↓↓↓

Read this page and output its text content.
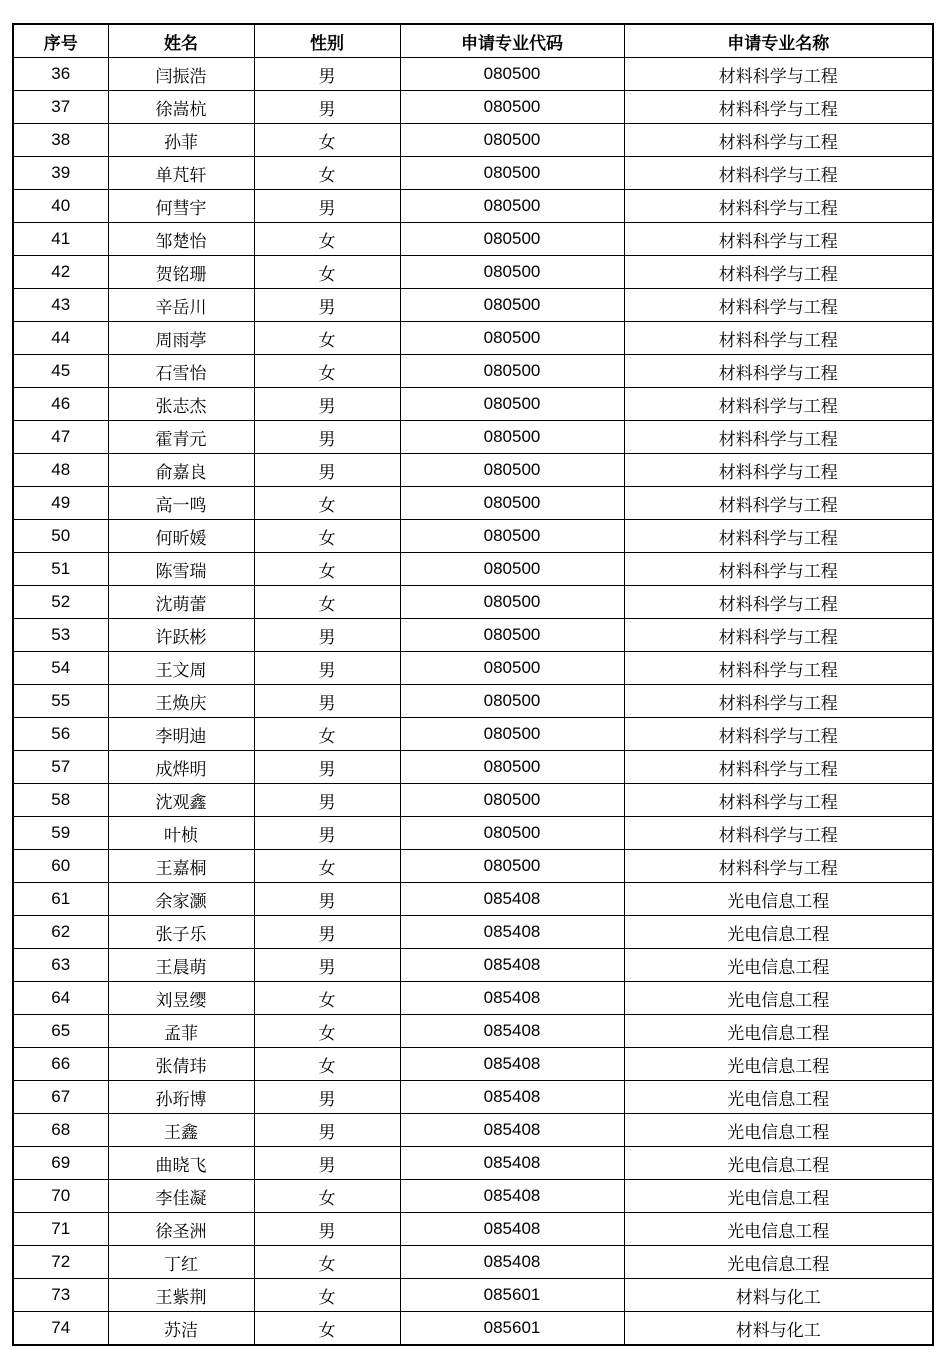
序号	姓名	性别	申请专业代码	申请专业名称
36	闫振浩	男	080500	材料科学与工程
37	徐嵩杭	男	080500	材料科学与工程
38	孙菲	女	080500	材料科学与工程
39	单芃轩	女	080500	材料科学与工程
40	何彗宇	男	080500	材料科学与工程
41	邹楚怡	女	080500	材料科学与工程
42	贺铭珊	女	080500	材料科学与工程
43	辛岳川	男	080500	材料科学与工程
44	周雨葶	女	080500	材料科学与工程
45	石雪怡	女	080500	材料科学与工程
46	张志杰	男	080500	材料科学与工程
47	霍青元	男	080500	材料科学与工程
48	俞嘉良	男	080500	材料科学与工程
49	高一鸣	女	080500	材料科学与工程
50	何昕媛	女	080500	材料科学与工程
51	陈雪瑞	女	080500	材料科学与工程
52	沈萌蕾	女	080500	材料科学与工程
53	许跃彬	男	080500	材料科学与工程
54	王文周	男	080500	材料科学与工程
55	王焕庆	男	080500	材料科学与工程
56	李明迪	女	080500	材料科学与工程
57	成烨明	男	080500	材料科学与工程
58	沈观鑫	男	080500	材料科学与工程
59	叶桢	男	080500	材料科学与工程
60	王嘉桐	女	080500	材料科学与工程
61	余家灏	男	085408	光电信息工程
62	张子乐	男	085408	光电信息工程
63	王晨萌	男	085408	光电信息工程
64	刘昱缨	女	085408	光电信息工程
65	孟菲	女	085408	光电信息工程
66	张倩玮	女	085408	光电信息工程
67	孙珩博	男	085408	光电信息工程
68	王鑫	男	085408	光电信息工程
69	曲晓飞	男	085408	光电信息工程
70	李佳凝	女	085408	光电信息工程
71	徐圣洲	男	085408	光电信息工程
72	丁红	女	085408	光电信息工程
73	王紫荆	女	085601	材料与化工
74	苏洁	女	085601	材料与化工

↑↑↑

:: JOB ::
All of the records above must be copied exactly, except for the pictures.

:: COMPLETE RESPONSE ::
Read this page and output its text content.
序号	姓名	性别	申请专业代码	申请专业名称
36	闫振浩	男	080500	材料科学与工程
37	徐嵩杭	男	080500	材料科学与工程
38	孙菲	女	080500	材料科学与工程
39	单芃轩	女	080500	材料科学与工程
40	何彗宇	男	080500	材料科学与工程
41	邹楚怡	女	080500	材料科学与工程
42	贺铭珊	女	080500	材料科学与工程
43	辛岳川	男	080500	材料科学与工程
44	周雨葶	女	080500	材料科学与工程
45	石雪怡	女	080500	材料科学与工程
46	张志杰	男	080500	材料科学与工程
47	霍青元	男	080500	材料科学与工程
48	俞嘉良	男	080500	材料科学与工程
49	高一鸣	女	080500	材料科学与工程
50	何昕媛	女	080500	材料科学与工程
51	陈雪瑞	女	080500	材料科学与工程
52	沈萌蕾	女	080500	材料科学与工程
53	许跃彬	男	080500	材料科学与工程
54	王文周	男	080500	材料科学与工程
55	王焕庆	男	080500	材料科学与工程
56	李明迪	女	080500	材料科学与工程
57	成烨明	男	080500	材料科学与工程
58	沈观鑫	男	080500	材料科学与工程
59	叶桢	男	080500	材料科学与工程
60	王嘉桐	女	080500	材料科学与工程
61	余家灏	男	085408	光电信息工程
62	张子乐	男	085408	光电信息工程
63	王晨萌	男	085408	光电信息工程
64	刘昱缨	女	085408	光电信息工程
65	孟菲	女	085408	光电信息工程
66	张倩玮	女	085408	光电信息工程
67	孙珩博	男	085408	光电信息工程
68	王鑫	男	085408	光电信息工程
69	曲晓飞	男	085408	光电信息工程
70	李佳凝	女	085408	光电信息工程
71	徐圣洲	男	085408	光电信息工程
72	丁红	女	085408	光电信息工程
73	王紫荆	女	085601	材料与化工
74	苏洁	女	085601	材料与化工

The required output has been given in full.